- TASK DESCRIPTION:
Copy the lines below word for word.

Data records:
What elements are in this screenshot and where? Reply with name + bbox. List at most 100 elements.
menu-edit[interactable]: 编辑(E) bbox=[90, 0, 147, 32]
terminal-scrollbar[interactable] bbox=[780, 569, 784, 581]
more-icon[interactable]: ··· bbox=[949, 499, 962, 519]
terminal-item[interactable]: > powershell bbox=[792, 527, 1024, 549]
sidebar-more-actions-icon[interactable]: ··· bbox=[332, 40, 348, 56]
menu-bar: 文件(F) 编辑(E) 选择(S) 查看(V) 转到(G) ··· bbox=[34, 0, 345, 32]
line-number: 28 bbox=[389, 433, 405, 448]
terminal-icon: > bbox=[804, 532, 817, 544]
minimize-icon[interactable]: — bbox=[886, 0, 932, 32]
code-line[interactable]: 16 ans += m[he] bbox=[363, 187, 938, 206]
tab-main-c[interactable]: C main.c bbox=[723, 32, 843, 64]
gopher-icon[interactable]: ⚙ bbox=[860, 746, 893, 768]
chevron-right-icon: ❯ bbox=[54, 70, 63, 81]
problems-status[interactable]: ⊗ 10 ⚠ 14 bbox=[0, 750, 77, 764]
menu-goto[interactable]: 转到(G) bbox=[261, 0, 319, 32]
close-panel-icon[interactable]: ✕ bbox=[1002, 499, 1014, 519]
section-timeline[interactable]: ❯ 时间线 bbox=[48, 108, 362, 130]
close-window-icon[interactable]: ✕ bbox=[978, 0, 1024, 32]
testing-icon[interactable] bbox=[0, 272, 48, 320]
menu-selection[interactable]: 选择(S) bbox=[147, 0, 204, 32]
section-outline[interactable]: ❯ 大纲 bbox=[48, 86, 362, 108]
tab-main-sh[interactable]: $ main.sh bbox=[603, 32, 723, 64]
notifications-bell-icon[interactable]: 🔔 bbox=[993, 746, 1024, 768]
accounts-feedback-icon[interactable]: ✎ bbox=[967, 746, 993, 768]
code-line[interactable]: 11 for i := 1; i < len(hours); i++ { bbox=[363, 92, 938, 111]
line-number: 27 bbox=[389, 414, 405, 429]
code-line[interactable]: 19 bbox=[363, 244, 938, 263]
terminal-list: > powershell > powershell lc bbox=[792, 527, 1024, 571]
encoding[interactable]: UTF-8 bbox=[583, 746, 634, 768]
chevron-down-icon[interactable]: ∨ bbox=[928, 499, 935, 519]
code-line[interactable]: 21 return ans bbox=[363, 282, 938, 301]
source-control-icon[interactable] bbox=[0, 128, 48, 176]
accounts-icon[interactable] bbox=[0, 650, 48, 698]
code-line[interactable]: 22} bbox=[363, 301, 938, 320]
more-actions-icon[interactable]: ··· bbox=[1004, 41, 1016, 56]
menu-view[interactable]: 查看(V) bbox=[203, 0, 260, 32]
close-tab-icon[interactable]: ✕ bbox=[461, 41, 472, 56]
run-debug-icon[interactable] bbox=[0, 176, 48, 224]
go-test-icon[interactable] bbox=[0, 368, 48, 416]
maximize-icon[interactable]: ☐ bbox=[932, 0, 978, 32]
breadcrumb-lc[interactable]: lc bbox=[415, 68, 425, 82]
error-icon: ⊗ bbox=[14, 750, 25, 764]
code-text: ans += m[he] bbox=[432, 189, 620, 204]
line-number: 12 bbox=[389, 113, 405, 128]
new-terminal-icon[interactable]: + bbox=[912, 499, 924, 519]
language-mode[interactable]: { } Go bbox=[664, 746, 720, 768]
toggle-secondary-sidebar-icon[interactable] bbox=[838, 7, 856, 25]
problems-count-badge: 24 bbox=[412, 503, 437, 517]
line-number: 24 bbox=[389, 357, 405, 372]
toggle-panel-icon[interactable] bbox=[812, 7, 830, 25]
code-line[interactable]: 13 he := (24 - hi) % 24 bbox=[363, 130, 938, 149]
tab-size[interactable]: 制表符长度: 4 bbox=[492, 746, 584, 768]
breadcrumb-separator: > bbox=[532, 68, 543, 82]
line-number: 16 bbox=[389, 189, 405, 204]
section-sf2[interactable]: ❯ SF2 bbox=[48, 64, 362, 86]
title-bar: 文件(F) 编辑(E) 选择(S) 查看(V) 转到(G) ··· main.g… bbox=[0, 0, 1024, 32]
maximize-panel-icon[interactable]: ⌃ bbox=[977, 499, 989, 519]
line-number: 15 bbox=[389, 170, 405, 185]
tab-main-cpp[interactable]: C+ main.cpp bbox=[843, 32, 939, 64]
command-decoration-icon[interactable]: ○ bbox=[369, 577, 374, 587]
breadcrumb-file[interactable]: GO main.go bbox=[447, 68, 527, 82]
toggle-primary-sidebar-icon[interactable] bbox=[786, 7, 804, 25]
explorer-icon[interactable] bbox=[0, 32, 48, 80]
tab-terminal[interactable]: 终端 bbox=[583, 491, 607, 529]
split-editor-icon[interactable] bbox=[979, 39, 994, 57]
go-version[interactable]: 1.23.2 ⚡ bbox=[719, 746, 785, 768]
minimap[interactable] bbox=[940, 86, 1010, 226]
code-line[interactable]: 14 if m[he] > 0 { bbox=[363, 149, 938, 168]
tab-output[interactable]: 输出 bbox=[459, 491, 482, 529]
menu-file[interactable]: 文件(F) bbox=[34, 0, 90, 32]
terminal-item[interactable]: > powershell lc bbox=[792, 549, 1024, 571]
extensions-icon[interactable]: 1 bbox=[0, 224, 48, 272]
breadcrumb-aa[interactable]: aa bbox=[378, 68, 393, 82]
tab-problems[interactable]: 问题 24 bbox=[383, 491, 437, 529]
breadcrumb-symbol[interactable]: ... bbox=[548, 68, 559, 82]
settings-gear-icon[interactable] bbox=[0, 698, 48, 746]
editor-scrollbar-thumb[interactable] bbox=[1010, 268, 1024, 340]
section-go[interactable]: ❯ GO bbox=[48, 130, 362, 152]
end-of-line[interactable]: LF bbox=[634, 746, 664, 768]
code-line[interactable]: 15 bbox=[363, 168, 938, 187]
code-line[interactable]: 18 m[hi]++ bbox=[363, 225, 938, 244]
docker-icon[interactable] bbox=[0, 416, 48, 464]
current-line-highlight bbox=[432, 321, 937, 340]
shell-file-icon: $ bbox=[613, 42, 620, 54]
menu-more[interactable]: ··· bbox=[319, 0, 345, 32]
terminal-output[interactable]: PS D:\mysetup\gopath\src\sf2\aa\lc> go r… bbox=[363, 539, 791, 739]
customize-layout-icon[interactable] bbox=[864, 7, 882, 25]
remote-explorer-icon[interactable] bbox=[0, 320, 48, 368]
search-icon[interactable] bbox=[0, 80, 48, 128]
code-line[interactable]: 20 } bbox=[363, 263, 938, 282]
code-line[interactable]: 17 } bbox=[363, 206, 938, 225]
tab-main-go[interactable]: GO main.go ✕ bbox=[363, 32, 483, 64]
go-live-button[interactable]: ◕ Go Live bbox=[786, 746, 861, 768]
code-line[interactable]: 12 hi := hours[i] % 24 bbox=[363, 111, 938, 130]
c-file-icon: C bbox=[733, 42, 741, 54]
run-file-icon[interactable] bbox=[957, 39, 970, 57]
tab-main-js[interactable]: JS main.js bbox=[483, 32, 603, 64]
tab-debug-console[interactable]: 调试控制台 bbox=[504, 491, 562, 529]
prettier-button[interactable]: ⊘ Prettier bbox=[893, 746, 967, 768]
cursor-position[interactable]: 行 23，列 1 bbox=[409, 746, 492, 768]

- THE ANSWER:
What elements are in this screenshot and where? Reply with name + bbox. List at most 100 elements.
menu-edit[interactable]: 编辑(E) bbox=[90, 0, 147, 32]
terminal-scrollbar[interactable] bbox=[780, 569, 784, 581]
more-icon[interactable]: ··· bbox=[949, 499, 962, 519]
terminal-item[interactable]: > powershell bbox=[792, 527, 1024, 549]
sidebar-more-actions-icon[interactable]: ··· bbox=[332, 40, 348, 56]
menu-bar: 文件(F) 编辑(E) 选择(S) 查看(V) 转到(G) ··· bbox=[34, 0, 345, 32]
line-number: 28 bbox=[389, 433, 405, 448]
terminal-icon: > bbox=[804, 532, 817, 544]
minimize-icon[interactable]: — bbox=[886, 0, 932, 32]
code-line[interactable]: 16 ans += m[he] bbox=[363, 187, 938, 206]
tab-main-c[interactable]: C main.c bbox=[723, 32, 843, 64]
gopher-icon[interactable]: ⚙ bbox=[860, 746, 893, 768]
chevron-right-icon: ❯ bbox=[54, 70, 63, 81]
problems-status[interactable]: ⊗ 10 ⚠ 14 bbox=[0, 750, 77, 764]
menu-goto[interactable]: 转到(G) bbox=[261, 0, 319, 32]
close-panel-icon[interactable]: ✕ bbox=[1002, 499, 1014, 519]
section-timeline[interactable]: ❯ 时间线 bbox=[48, 108, 362, 130]
close-window-icon[interactable]: ✕ bbox=[978, 0, 1024, 32]
testing-icon[interactable] bbox=[0, 272, 48, 320]
menu-selection[interactable]: 选择(S) bbox=[147, 0, 204, 32]
section-outline[interactable]: ❯ 大纲 bbox=[48, 86, 362, 108]
tab-main-sh[interactable]: $ main.sh bbox=[603, 32, 723, 64]
notifications-bell-icon[interactable]: 🔔 bbox=[993, 746, 1024, 768]
accounts-feedback-icon[interactable]: ✎ bbox=[967, 746, 993, 768]
code-line[interactable]: 11 for i := 1; i < len(hours); i++ { bbox=[363, 92, 938, 111]
line-number: 27 bbox=[389, 414, 405, 429]
code-line[interactable]: 19 bbox=[363, 244, 938, 263]
terminal-list: > powershell > powershell lc bbox=[792, 527, 1024, 571]
encoding[interactable]: UTF-8 bbox=[583, 746, 634, 768]
chevron-down-icon[interactable]: ∨ bbox=[928, 499, 935, 519]
code-line[interactable]: 21 return ans bbox=[363, 282, 938, 301]
source-control-icon[interactable] bbox=[0, 128, 48, 176]
accounts-icon[interactable] bbox=[0, 650, 48, 698]
code-line[interactable]: 22} bbox=[363, 301, 938, 320]
more-actions-icon[interactable]: ··· bbox=[1004, 41, 1016, 56]
menu-view[interactable]: 查看(V) bbox=[203, 0, 260, 32]
close-tab-icon[interactable]: ✕ bbox=[461, 41, 472, 56]
run-debug-icon[interactable] bbox=[0, 176, 48, 224]
go-test-icon[interactable] bbox=[0, 368, 48, 416]
maximize-icon[interactable]: ☐ bbox=[932, 0, 978, 32]
breadcrumb-lc[interactable]: lc bbox=[415, 68, 425, 82]
error-icon: ⊗ bbox=[14, 750, 25, 764]
code-text: ans += m[he] bbox=[432, 189, 620, 204]
line-number: 12 bbox=[389, 113, 405, 128]
new-terminal-icon[interactable]: + bbox=[912, 499, 924, 519]
language-mode[interactable]: { } Go bbox=[664, 746, 720, 768]
toggle-secondary-sidebar-icon[interactable] bbox=[838, 7, 856, 25]
problems-count-badge: 24 bbox=[412, 503, 437, 517]
line-number: 24 bbox=[389, 357, 405, 372]
toggle-panel-icon[interactable] bbox=[812, 7, 830, 25]
code-line[interactable]: 13 he := (24 - hi) % 24 bbox=[363, 130, 938, 149]
tab-size[interactable]: 制表符长度: 4 bbox=[492, 746, 584, 768]
breadcrumb-separator: > bbox=[532, 68, 543, 82]
line-number: 16 bbox=[389, 189, 405, 204]
section-sf2[interactable]: ❯ SF2 bbox=[48, 64, 362, 86]
title-bar: 文件(F) 编辑(E) 选择(S) 查看(V) 转到(G) ··· main.g… bbox=[0, 0, 1024, 32]
maximize-panel-icon[interactable]: ⌃ bbox=[977, 499, 989, 519]
line-number: 15 bbox=[389, 170, 405, 185]
tab-main-cpp[interactable]: C+ main.cpp bbox=[843, 32, 939, 64]
command-decoration-icon[interactable]: ○ bbox=[369, 577, 374, 587]
breadcrumb-file[interactable]: GO main.go bbox=[447, 68, 527, 82]
toggle-primary-sidebar-icon[interactable] bbox=[786, 7, 804, 25]
explorer-icon[interactable] bbox=[0, 32, 48, 80]
tab-terminal[interactable]: 终端 bbox=[583, 491, 607, 529]
split-editor-icon[interactable] bbox=[979, 39, 994, 57]
go-version[interactable]: 1.23.2 ⚡ bbox=[719, 746, 785, 768]
minimap[interactable] bbox=[940, 86, 1010, 226]
code-line[interactable]: 14 if m[he] > 0 { bbox=[363, 149, 938, 168]
tab-output[interactable]: 输出 bbox=[459, 491, 482, 529]
menu-file[interactable]: 文件(F) bbox=[34, 0, 90, 32]
terminal-item[interactable]: > powershell lc bbox=[792, 549, 1024, 571]
extensions-icon[interactable]: 1 bbox=[0, 224, 48, 272]
breadcrumb-aa[interactable]: aa bbox=[378, 68, 393, 82]
tab-problems[interactable]: 问题 24 bbox=[383, 491, 437, 529]
breadcrumb-symbol[interactable]: ... bbox=[548, 68, 559, 82]
settings-gear-icon[interactable] bbox=[0, 698, 48, 746]
editor-scrollbar-thumb[interactable] bbox=[1010, 268, 1024, 340]
section-go[interactable]: ❯ GO bbox=[48, 130, 362, 152]
end-of-line[interactable]: LF bbox=[634, 746, 664, 768]
code-line[interactable]: 15 bbox=[363, 168, 938, 187]
code-line[interactable]: 18 m[hi]++ bbox=[363, 225, 938, 244]
docker-icon[interactable] bbox=[0, 416, 48, 464]
current-line-highlight bbox=[432, 321, 937, 340]
shell-file-icon: $ bbox=[613, 42, 620, 54]
menu-more[interactable]: ··· bbox=[319, 0, 345, 32]
terminal-output[interactable]: PS D:\mysetup\gopath\src\sf2\aa\lc> go r… bbox=[363, 539, 791, 739]
customize-layout-icon[interactable] bbox=[864, 7, 882, 25]
remote-explorer-icon[interactable] bbox=[0, 320, 48, 368]
search-icon[interactable] bbox=[0, 80, 48, 128]
code-line[interactable]: 20 } bbox=[363, 263, 938, 282]
code-line[interactable]: 17 } bbox=[363, 206, 938, 225]
tab-main-go[interactable]: GO main.go ✕ bbox=[363, 32, 483, 64]
go-live-button[interactable]: ◕ Go Live bbox=[786, 746, 861, 768]
code-line[interactable]: 12 hi := hours[i] % 24 bbox=[363, 111, 938, 130]
c-file-icon: C bbox=[733, 42, 741, 54]
run-file-icon[interactable] bbox=[957, 39, 970, 57]
tab-main-js[interactable]: JS main.js bbox=[483, 32, 603, 64]
tab-debug-console[interactable]: 调试控制台 bbox=[504, 491, 562, 529]
prettier-button[interactable]: ⊘ Prettier bbox=[893, 746, 967, 768]
cursor-position[interactable]: 行 23，列 1 bbox=[409, 746, 492, 768]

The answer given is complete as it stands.